>> Start
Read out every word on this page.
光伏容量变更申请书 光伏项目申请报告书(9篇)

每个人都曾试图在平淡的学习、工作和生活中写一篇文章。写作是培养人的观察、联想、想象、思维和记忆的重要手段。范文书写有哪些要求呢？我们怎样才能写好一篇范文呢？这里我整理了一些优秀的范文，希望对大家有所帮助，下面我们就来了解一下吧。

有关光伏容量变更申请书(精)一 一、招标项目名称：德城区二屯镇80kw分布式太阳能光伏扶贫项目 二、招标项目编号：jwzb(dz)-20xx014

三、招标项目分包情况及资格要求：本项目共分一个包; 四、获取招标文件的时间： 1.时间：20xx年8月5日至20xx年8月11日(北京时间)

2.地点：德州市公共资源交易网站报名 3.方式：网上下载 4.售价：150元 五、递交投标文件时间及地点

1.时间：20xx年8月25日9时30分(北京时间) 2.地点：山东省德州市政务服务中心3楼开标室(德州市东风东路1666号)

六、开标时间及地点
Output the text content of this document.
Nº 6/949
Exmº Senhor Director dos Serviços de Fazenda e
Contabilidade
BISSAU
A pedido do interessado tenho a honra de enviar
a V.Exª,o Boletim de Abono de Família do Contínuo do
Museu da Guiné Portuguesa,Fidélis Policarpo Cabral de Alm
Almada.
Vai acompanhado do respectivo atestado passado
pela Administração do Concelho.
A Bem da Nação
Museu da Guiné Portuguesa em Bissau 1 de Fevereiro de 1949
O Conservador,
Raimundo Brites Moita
>> End
• _Exercise details_: Produce an exact copy of every entry above.

• _Correct result_:
Read out every word on this page.
光伏容量变更申请书 光伏项目申请报告书(9篇)

每个人都曾试图在平淡的学习、工作和生活中写一篇文章。写作是培养人的观察、联想、想象、思维和记忆的重要手段。范文书写有哪些要求呢？我们怎样才能写好一篇范文呢？这里我整理了一些优秀的范文，希望对大家有所帮助，下面我们就来了解一下吧。

有关光伏容量变更申请书(精)一 一、招标项目名称：德城区二屯镇80kw分布式太阳能光伏扶贫项目 二、招标项目编号：jwzb(dz)-20xx014

三、招标项目分包情况及资格要求：本项目共分一个包; 四、获取招标文件的时间： 1.时间：20xx年8月5日至20xx年8月11日(北京时间)

2.地点：德州市公共资源交易网站报名 3.方式：网上下载 4.售价：150元 五、递交投标文件时间及地点

1.时间：20xx年8月25日9时30分(北京时间) 2.地点：山东省德州市政务服务中心3楼开标室(德州市东风东路1666号)

六、开标时间及地点
Output the text content of this document.
Nº 6/949
Exmº Senhor Director dos Serviços de Fazenda e
Contabilidade
BISSAU
A pedido do interessado tenho a honra de enviar
a V.Exª,o Boletim de Abono de Família do Contínuo do
Museu da Guiné Portuguesa,Fidélis Policarpo Cabral de Alm
Almada.
Vai acompanhado do respectivo atestado passado
pela Administração do Concelho.
A Bem da Nação
Museu da Guiné Portuguesa em Bissau 1 de Fevereiro de 1949
O Conservador,
Raimundo Brites Moita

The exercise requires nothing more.